▸ **Data for this task**:
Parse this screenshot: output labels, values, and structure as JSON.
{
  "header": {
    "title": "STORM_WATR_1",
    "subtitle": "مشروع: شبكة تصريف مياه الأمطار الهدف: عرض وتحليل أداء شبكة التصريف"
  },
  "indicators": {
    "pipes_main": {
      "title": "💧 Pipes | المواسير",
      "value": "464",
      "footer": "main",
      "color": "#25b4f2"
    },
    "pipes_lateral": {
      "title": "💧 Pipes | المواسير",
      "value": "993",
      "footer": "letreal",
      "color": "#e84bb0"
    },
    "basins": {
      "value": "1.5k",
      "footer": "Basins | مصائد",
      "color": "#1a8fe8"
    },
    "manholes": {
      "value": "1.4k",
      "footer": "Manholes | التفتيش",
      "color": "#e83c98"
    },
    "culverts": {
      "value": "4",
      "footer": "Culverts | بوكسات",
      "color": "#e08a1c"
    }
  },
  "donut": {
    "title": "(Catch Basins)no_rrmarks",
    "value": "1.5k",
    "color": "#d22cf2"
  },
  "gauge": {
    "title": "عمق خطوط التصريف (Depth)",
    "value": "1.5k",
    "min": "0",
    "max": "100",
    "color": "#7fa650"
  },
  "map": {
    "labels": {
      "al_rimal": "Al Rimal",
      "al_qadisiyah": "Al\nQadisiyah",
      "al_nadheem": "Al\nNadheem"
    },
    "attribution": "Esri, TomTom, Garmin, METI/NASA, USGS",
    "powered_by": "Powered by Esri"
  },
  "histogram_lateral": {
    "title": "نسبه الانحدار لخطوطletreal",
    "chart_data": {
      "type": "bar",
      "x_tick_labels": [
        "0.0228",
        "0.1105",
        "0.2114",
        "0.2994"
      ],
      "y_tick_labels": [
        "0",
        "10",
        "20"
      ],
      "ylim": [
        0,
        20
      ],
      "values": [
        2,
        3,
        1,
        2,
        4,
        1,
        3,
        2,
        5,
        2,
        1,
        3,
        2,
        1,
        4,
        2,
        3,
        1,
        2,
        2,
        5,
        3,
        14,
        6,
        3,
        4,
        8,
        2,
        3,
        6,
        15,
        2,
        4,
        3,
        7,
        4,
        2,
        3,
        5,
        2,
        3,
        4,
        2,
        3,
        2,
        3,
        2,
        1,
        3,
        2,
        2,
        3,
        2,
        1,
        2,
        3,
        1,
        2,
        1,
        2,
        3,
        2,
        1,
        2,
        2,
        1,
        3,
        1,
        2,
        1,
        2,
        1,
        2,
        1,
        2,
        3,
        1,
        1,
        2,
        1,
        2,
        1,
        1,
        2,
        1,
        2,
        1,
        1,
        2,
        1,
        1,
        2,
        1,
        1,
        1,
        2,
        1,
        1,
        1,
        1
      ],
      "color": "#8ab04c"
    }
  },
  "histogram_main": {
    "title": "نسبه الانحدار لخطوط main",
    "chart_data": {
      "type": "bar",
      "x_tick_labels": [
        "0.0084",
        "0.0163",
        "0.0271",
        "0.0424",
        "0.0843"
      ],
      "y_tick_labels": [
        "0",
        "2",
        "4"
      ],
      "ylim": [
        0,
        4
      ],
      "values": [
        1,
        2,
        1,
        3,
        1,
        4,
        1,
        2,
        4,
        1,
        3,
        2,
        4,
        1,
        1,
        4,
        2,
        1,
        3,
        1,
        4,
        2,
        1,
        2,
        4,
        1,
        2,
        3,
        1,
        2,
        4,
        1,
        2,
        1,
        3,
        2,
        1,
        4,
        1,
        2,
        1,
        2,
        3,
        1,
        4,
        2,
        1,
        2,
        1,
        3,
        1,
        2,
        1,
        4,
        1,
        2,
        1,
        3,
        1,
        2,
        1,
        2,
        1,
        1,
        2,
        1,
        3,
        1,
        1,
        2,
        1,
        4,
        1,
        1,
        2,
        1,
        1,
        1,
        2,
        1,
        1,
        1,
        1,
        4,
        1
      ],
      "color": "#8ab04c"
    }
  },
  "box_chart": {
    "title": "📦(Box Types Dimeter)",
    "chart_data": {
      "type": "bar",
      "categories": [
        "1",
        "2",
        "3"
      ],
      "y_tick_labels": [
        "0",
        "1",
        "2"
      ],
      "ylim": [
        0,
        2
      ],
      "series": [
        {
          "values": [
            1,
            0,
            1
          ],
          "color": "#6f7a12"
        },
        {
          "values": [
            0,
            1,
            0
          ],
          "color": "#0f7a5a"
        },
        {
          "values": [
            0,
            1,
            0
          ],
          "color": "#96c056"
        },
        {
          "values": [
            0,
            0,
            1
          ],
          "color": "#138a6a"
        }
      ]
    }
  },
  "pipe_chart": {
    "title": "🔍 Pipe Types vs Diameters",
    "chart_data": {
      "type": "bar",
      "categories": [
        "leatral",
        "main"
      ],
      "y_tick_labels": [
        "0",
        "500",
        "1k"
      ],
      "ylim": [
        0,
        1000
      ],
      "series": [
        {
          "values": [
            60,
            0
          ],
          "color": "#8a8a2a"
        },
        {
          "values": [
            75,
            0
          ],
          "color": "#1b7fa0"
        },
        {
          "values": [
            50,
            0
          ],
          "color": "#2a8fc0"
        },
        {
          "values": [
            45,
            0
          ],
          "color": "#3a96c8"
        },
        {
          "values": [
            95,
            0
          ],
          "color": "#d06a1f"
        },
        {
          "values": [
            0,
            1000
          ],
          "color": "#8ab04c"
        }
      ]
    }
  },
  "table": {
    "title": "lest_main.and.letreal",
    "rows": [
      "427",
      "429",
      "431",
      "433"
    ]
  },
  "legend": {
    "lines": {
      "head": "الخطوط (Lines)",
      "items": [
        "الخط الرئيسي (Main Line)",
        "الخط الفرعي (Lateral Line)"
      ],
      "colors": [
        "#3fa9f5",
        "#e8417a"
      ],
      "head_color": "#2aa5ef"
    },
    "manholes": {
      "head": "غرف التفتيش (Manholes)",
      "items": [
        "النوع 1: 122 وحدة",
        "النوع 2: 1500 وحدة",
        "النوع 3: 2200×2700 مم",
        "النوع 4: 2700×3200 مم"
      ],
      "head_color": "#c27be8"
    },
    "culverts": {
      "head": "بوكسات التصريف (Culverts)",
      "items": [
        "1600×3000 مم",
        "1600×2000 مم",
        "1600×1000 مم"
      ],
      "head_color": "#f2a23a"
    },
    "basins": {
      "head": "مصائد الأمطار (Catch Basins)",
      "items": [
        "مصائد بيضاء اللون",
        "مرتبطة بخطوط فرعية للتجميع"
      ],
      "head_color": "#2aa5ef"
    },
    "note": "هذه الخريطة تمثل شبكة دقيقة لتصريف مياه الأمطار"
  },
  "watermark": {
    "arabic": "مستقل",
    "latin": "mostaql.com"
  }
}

▸ **Task**:
Reproduce each entry from the records above, character for character.

▸ **Result**:
Parse this screenshot: output labels, values, and structure as JSON.
{
  "header": {
    "title": "STORM_WATR_1",
    "subtitle": "مشروع: شبكة تصريف مياه الأمطار الهدف: عرض وتحليل أداء شبكة التصريف"
  },
  "indicators": {
    "pipes_main": {
      "title": "💧 Pipes | المواسير",
      "value": "464",
      "footer": "main",
      "color": "#25b4f2"
    },
    "pipes_lateral": {
      "title": "💧 Pipes | المواسير",
      "value": "993",
      "footer": "letreal",
      "color": "#e84bb0"
    },
    "basins": {
      "value": "1.5k",
      "footer": "Basins | مصائد",
      "color": "#1a8fe8"
    },
    "manholes": {
      "value": "1.4k",
      "footer": "Manholes | التفتيش",
      "color": "#e83c98"
    },
    "culverts": {
      "value": "4",
      "footer": "Culverts | بوكسات",
      "color": "#e08a1c"
    }
  },
  "donut": {
    "title": "(Catch Basins)no_rrmarks",
    "value": "1.5k",
    "color": "#d22cf2"
  },
  "gauge": {
    "title": "عمق خطوط التصريف (Depth)",
    "value": "1.5k",
    "min": "0",
    "max": "100",
    "color": "#7fa650"
  },
  "map": {
    "labels": {
      "al_rimal": "Al Rimal",
      "al_qadisiyah": "Al\nQadisiyah",
      "al_nadheem": "Al\nNadheem"
    },
    "attribution": "Esri, TomTom, Garmin, METI/NASA, USGS",
    "powered_by": "Powered by Esri"
  },
  "histogram_lateral": {
    "title": "نسبه الانحدار لخطوطletreal",
    "chart_data": {
      "type": "bar",
      "x_tick_labels": [
        "0.0228",
        "0.1105",
        "0.2114",
        "0.2994"
      ],
      "y_tick_labels": [
        "0",
        "10",
        "20"
      ],
      "ylim": [
        0,
        20
      ],
      "values": [
        2,
        3,
        1,
        2,
        4,
        1,
        3,
        2,
        5,
        2,
        1,
        3,
        2,
        1,
        4,
        2,
        3,
        1,
        2,
        2,
        5,
        3,
        14,
        6,
        3,
        4,
        8,
        2,
        3,
        6,
        15,
        2,
        4,
        3,
        7,
        4,
        2,
        3,
        5,
        2,
        3,
        4,
        2,
        3,
        2,
        3,
        2,
        1,
        3,
        2,
        2,
        3,
        2,
        1,
        2,
        3,
        1,
        2,
        1,
        2,
        3,
        2,
        1,
        2,
        2,
        1,
        3,
        1,
        2,
        1,
        2,
        1,
        2,
        1,
        2,
        3,
        1,
        1,
        2,
        1,
        2,
        1,
        1,
        2,
        1,
        2,
        1,
        1,
        2,
        1,
        1,
        2,
        1,
        1,
        1,
        2,
        1,
        1,
        1,
        1
      ],
      "color": "#8ab04c"
    }
  },
  "histogram_main": {
    "title": "نسبه الانحدار لخطوط main",
    "chart_data": {
      "type": "bar",
      "x_tick_labels": [
        "0.0084",
        "0.0163",
        "0.0271",
        "0.0424",
        "0.0843"
      ],
      "y_tick_labels": [
        "0",
        "2",
        "4"
      ],
      "ylim": [
        0,
        4
      ],
      "values": [
        1,
        2,
        1,
        3,
        1,
        4,
        1,
        2,
        4,
        1,
        3,
        2,
        4,
        1,
        1,
        4,
        2,
        1,
        3,
        1,
        4,
        2,
        1,
        2,
        4,
        1,
        2,
        3,
        1,
        2,
        4,
        1,
        2,
        1,
        3,
        2,
        1,
        4,
        1,
        2,
        1,
        2,
        3,
        1,
        4,
        2,
        1,
        2,
        1,
        3,
        1,
        2,
        1,
        4,
        1,
        2,
        1,
        3,
        1,
        2,
        1,
        2,
        1,
        1,
        2,
        1,
        3,
        1,
        1,
        2,
        1,
        4,
        1,
        1,
        2,
        1,
        1,
        1,
        2,
        1,
        1,
        1,
        1,
        4,
        1
      ],
      "color": "#8ab04c"
    }
  },
  "box_chart": {
    "title": "📦(Box Types Dimeter)",
    "chart_data": {
      "type": "bar",
      "categories": [
        "1",
        "2",
        "3"
      ],
      "y_tick_labels": [
        "0",
        "1",
        "2"
      ],
      "ylim": [
        0,
        2
      ],
      "series": [
        {
          "values": [
            1,
            0,
            1
          ],
          "color": "#6f7a12"
        },
        {
          "values": [
            0,
            1,
            0
          ],
          "color": "#0f7a5a"
        },
        {
          "values": [
            0,
            1,
            0
          ],
          "color": "#96c056"
        },
        {
          "values": [
            0,
            0,
            1
          ],
          "color": "#138a6a"
        }
      ]
    }
  },
  "pipe_chart": {
    "title": "🔍 Pipe Types vs Diameters",
    "chart_data": {
      "type": "bar",
      "categories": [
        "leatral",
        "main"
      ],
      "y_tick_labels": [
        "0",
        "500",
        "1k"
      ],
      "ylim": [
        0,
        1000
      ],
      "series": [
        {
          "values": [
            60,
            0
          ],
          "color": "#8a8a2a"
        },
        {
          "values": [
            75,
            0
          ],
          "color": "#1b7fa0"
        },
        {
          "values": [
            50,
            0
          ],
          "color": "#2a8fc0"
        },
        {
          "values": [
            45,
            0
          ],
          "color": "#3a96c8"
        },
        {
          "values": [
            95,
            0
          ],
          "color": "#d06a1f"
        },
        {
          "values": [
            0,
            1000
          ],
          "color": "#8ab04c"
        }
      ]
    }
  },
  "table": {
    "title": "lest_main.and.letreal",
    "rows": [
      "427",
      "429",
      "431",
      "433"
    ]
  },
  "legend": {
    "lines": {
      "head": "الخطوط (Lines)",
      "items": [
        "الخط الرئيسي (Main Line)",
        "الخط الفرعي (Lateral Line)"
      ],
      "colors": [
        "#3fa9f5",
        "#e8417a"
      ],
      "head_color": "#2aa5ef"
    },
    "manholes": {
      "head": "غرف التفتيش (Manholes)",
      "items": [
        "النوع 1: 122 وحدة",
        "النوع 2: 1500 وحدة",
        "النوع 3: 2200×2700 مم",
        "النوع 4: 2700×3200 مم"
      ],
      "head_color": "#c27be8"
    },
    "culverts": {
      "head": "بوكسات التصريف (Culverts)",
      "items": [
        "1600×3000 مم",
        "1600×2000 مم",
        "1600×1000 مم"
      ],
      "head_color": "#f2a23a"
    },
    "basins": {
      "head": "مصائد الأمطار (Catch Basins)",
      "items": [
        "مصائد بيضاء اللون",
        "مرتبطة بخطوط فرعية للتجميع"
      ],
      "head_color": "#2aa5ef"
    },
    "note": "هذه الخريطة تمثل شبكة دقيقة لتصريف مياه الأمطار"
  },
  "watermark": {
    "arabic": "مستقل",
    "latin": "mostaql.com"
  }
}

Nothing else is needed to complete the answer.